*Set task*: Reproduce all entries word for word.

*Dataset excerpts*:
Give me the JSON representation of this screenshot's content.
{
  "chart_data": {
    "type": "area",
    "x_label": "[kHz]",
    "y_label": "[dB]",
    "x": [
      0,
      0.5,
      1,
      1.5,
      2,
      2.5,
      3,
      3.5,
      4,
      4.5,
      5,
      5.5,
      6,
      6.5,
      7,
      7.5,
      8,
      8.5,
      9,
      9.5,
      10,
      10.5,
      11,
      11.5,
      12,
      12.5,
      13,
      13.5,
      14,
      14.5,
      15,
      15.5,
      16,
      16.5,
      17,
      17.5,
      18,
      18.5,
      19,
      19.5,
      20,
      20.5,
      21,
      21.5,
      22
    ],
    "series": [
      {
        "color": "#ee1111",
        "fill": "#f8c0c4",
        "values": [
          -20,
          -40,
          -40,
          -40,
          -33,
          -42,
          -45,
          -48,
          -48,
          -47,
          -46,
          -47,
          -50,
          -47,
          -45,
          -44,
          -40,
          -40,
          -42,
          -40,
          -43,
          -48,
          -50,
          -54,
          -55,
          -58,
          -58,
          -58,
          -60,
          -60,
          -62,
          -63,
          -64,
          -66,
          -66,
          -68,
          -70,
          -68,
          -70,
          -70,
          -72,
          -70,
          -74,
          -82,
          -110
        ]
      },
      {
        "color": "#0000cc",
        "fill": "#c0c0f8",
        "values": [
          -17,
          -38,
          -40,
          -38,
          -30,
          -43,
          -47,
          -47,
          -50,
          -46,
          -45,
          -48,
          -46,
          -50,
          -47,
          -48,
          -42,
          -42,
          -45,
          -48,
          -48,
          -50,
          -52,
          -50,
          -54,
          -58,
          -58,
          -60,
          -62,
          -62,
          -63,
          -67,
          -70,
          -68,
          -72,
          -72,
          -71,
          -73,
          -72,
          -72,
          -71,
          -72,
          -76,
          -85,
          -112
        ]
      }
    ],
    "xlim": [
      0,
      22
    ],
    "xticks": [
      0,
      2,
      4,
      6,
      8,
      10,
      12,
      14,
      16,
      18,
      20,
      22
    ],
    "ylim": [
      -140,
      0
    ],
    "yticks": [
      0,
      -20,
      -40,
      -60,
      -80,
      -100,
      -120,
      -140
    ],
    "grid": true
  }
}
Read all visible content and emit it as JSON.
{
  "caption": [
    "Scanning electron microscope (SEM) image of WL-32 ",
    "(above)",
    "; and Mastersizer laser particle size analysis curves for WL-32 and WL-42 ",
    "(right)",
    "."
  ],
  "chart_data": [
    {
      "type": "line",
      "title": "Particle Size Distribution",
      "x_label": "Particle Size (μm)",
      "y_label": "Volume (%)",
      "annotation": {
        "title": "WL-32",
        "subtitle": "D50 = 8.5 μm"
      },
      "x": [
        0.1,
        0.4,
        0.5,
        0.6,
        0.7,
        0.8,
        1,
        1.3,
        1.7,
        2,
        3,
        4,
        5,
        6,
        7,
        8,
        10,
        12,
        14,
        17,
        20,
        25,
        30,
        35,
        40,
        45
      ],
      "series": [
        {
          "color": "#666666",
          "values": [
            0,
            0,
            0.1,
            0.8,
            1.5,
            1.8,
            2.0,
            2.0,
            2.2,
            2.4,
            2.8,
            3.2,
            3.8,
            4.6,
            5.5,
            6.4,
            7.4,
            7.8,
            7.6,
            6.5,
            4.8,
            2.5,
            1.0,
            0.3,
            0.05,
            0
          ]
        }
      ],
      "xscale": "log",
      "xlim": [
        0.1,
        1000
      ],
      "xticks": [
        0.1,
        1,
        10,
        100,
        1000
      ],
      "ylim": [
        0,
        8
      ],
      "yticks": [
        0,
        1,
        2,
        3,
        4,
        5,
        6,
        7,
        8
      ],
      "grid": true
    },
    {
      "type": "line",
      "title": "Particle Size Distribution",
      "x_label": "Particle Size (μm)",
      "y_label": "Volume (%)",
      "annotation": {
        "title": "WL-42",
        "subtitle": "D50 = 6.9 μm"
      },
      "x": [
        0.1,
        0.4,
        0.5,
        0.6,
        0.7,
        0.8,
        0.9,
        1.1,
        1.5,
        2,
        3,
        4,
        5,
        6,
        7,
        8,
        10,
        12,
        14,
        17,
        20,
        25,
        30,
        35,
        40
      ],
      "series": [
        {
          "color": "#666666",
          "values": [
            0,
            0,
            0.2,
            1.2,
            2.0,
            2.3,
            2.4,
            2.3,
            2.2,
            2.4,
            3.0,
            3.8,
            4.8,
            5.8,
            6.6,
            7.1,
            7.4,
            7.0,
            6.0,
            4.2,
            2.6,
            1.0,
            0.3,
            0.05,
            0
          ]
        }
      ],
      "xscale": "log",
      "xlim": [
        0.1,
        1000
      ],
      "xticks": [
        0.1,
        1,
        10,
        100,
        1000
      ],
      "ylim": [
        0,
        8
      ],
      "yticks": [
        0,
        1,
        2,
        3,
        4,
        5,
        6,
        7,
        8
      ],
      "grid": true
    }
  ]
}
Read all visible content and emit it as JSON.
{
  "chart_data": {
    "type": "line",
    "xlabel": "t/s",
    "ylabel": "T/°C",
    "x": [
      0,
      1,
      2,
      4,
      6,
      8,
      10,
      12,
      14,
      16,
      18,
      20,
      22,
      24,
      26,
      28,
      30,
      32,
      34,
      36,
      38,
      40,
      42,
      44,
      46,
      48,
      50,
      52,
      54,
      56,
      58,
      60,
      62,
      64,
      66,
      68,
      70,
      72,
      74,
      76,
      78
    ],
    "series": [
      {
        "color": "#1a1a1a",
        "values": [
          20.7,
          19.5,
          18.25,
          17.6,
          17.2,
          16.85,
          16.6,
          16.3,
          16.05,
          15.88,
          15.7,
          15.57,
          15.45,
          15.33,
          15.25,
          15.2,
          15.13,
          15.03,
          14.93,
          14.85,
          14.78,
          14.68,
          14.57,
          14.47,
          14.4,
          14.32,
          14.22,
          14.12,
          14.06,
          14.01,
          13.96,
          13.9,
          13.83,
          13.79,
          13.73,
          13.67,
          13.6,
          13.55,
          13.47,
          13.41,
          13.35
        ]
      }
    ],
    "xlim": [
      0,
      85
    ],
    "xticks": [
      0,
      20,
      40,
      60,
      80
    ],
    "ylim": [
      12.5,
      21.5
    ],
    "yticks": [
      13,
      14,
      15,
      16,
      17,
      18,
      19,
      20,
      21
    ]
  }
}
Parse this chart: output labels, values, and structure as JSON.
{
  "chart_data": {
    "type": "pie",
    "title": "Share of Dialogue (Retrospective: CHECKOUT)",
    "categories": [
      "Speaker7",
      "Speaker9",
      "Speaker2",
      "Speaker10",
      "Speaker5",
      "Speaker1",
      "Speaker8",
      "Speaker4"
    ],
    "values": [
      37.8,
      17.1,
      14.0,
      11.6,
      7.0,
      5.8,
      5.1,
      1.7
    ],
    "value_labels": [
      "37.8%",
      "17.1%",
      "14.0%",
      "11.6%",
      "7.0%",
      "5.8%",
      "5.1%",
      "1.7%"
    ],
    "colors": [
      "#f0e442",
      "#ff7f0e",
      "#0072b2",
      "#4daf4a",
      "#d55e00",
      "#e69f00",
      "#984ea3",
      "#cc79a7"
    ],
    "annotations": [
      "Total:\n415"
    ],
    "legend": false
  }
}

*Problem solution*:
Give me the JSON representation of this screenshot's content.
{
  "chart_data": {
    "type": "area",
    "x_label": "[kHz]",
    "y_label": "[dB]",
    "x": [
      0,
      0.5,
      1,
      1.5,
      2,
      2.5,
      3,
      3.5,
      4,
      4.5,
      5,
      5.5,
      6,
      6.5,
      7,
      7.5,
      8,
      8.5,
      9,
      9.5,
      10,
      10.5,
      11,
      11.5,
      12,
      12.5,
      13,
      13.5,
      14,
      14.5,
      15,
      15.5,
      16,
      16.5,
      17,
      17.5,
      18,
      18.5,
      19,
      19.5,
      20,
      20.5,
      21,
      21.5,
      22
    ],
    "series": [
      {
        "color": "#ee1111",
        "fill": "#f8c0c4",
        "values": [
          -20,
          -40,
          -40,
          -40,
          -33,
          -42,
          -45,
          -48,
          -48,
          -47,
          -46,
          -47,
          -50,
          -47,
          -45,
          -44,
          -40,
          -40,
          -42,
          -40,
          -43,
          -48,
          -50,
          -54,
          -55,
          -58,
          -58,
          -58,
          -60,
          -60,
          -62,
          -63,
          -64,
          -66,
          -66,
          -68,
          -70,
          -68,
          -70,
          -70,
          -72,
          -70,
          -74,
          -82,
          -110
        ]
      },
      {
        "color": "#0000cc",
        "fill": "#c0c0f8",
        "values": [
          -17,
          -38,
          -40,
          -38,
          -30,
          -43,
          -47,
          -47,
          -50,
          -46,
          -45,
          -48,
          -46,
          -50,
          -47,
          -48,
          -42,
          -42,
          -45,
          -48,
          -48,
          -50,
          -52,
          -50,
          -54,
          -58,
          -58,
          -60,
          -62,
          -62,
          -63,
          -67,
          -70,
          -68,
          -72,
          -72,
          -71,
          -73,
          -72,
          -72,
          -71,
          -72,
          -76,
          -85,
          -112
        ]
      }
    ],
    "xlim": [
      0,
      22
    ],
    "xticks": [
      0,
      2,
      4,
      6,
      8,
      10,
      12,
      14,
      16,
      18,
      20,
      22
    ],
    "ylim": [
      -140,
      0
    ],
    "yticks": [
      0,
      -20,
      -40,
      -60,
      -80,
      -100,
      -120,
      -140
    ],
    "grid": true
  }
}
Read all visible content and emit it as JSON.
{
  "caption": [
    "Scanning electron microscope (SEM) image of WL-32 ",
    "(above)",
    "; and Mastersizer laser particle size analysis curves for WL-32 and WL-42 ",
    "(right)",
    "."
  ],
  "chart_data": [
    {
      "type": "line",
      "title": "Particle Size Distribution",
      "x_label": "Particle Size (μm)",
      "y_label": "Volume (%)",
      "annotation": {
        "title": "WL-32",
        "subtitle": "D50 = 8.5 μm"
      },
      "x": [
        0.1,
        0.4,
        0.5,
        0.6,
        0.7,
        0.8,
        1,
        1.3,
        1.7,
        2,
        3,
        4,
        5,
        6,
        7,
        8,
        10,
        12,
        14,
        17,
        20,
        25,
        30,
        35,
        40,
        45
      ],
      "series": [
        {
          "color": "#666666",
          "values": [
            0,
            0,
            0.1,
            0.8,
            1.5,
            1.8,
            2.0,
            2.0,
            2.2,
            2.4,
            2.8,
            3.2,
            3.8,
            4.6,
            5.5,
            6.4,
            7.4,
            7.8,
            7.6,
            6.5,
            4.8,
            2.5,
            1.0,
            0.3,
            0.05,
            0
          ]
        }
      ],
      "xscale": "log",
      "xlim": [
        0.1,
        1000
      ],
      "xticks": [
        0.1,
        1,
        10,
        100,
        1000
      ],
      "ylim": [
        0,
        8
      ],
      "yticks": [
        0,
        1,
        2,
        3,
        4,
        5,
        6,
        7,
        8
      ],
      "grid": true
    },
    {
      "type": "line",
      "title": "Particle Size Distribution",
      "x_label": "Particle Size (μm)",
      "y_label": "Volume (%)",
      "annotation": {
        "title": "WL-42",
        "subtitle": "D50 = 6.9 μm"
      },
      "x": [
        0.1,
        0.4,
        0.5,
        0.6,
        0.7,
        0.8,
        0.9,
        1.1,
        1.5,
        2,
        3,
        4,
        5,
        6,
        7,
        8,
        10,
        12,
        14,
        17,
        20,
        25,
        30,
        35,
        40
      ],
      "series": [
        {
          "color": "#666666",
          "values": [
            0,
            0,
            0.2,
            1.2,
            2.0,
            2.3,
            2.4,
            2.3,
            2.2,
            2.4,
            3.0,
            3.8,
            4.8,
            5.8,
            6.6,
            7.1,
            7.4,
            7.0,
            6.0,
            4.2,
            2.6,
            1.0,
            0.3,
            0.05,
            0
          ]
        }
      ],
      "xscale": "log",
      "xlim": [
        0.1,
        1000
      ],
      "xticks": [
        0.1,
        1,
        10,
        100,
        1000
      ],
      "ylim": [
        0,
        8
      ],
      "yticks": [
        0,
        1,
        2,
        3,
        4,
        5,
        6,
        7,
        8
      ],
      "grid": true
    }
  ]
}
Read all visible content and emit it as JSON.
{
  "chart_data": {
    "type": "line",
    "xlabel": "t/s",
    "ylabel": "T/°C",
    "x": [
      0,
      1,
      2,
      4,
      6,
      8,
      10,
      12,
      14,
      16,
      18,
      20,
      22,
      24,
      26,
      28,
      30,
      32,
      34,
      36,
      38,
      40,
      42,
      44,
      46,
      48,
      50,
      52,
      54,
      56,
      58,
      60,
      62,
      64,
      66,
      68,
      70,
      72,
      74,
      76,
      78
    ],
    "series": [
      {
        "color": "#1a1a1a",
        "values": [
          20.7,
          19.5,
          18.25,
          17.6,
          17.2,
          16.85,
          16.6,
          16.3,
          16.05,
          15.88,
          15.7,
          15.57,
          15.45,
          15.33,
          15.25,
          15.2,
          15.13,
          15.03,
          14.93,
          14.85,
          14.78,
          14.68,
          14.57,
          14.47,
          14.4,
          14.32,
          14.22,
          14.12,
          14.06,
          14.01,
          13.96,
          13.9,
          13.83,
          13.79,
          13.73,
          13.67,
          13.6,
          13.55,
          13.47,
          13.41,
          13.35
        ]
      }
    ],
    "xlim": [
      0,
      85
    ],
    "xticks": [
      0,
      20,
      40,
      60,
      80
    ],
    "ylim": [
      12.5,
      21.5
    ],
    "yticks": [
      13,
      14,
      15,
      16,
      17,
      18,
      19,
      20,
      21
    ]
  }
}
Parse this chart: output labels, values, and structure as JSON.
{
  "chart_data": {
    "type": "pie",
    "title": "Share of Dialogue (Retrospective: CHECKOUT)",
    "categories": [
      "Speaker7",
      "Speaker9",
      "Speaker2",
      "Speaker10",
      "Speaker5",
      "Speaker1",
      "Speaker8",
      "Speaker4"
    ],
    "values": [
      37.8,
      17.1,
      14.0,
      11.6,
      7.0,
      5.8,
      5.1,
      1.7
    ],
    "value_labels": [
      "37.8%",
      "17.1%",
      "14.0%",
      "11.6%",
      "7.0%",
      "5.8%",
      "5.1%",
      "1.7%"
    ],
    "colors": [
      "#f0e442",
      "#ff7f0e",
      "#0072b2",
      "#4daf4a",
      "#d55e00",
      "#e69f00",
      "#984ea3",
      "#cc79a7"
    ],
    "annotations": [
      "Total:\n415"
    ],
    "legend": false
  }
}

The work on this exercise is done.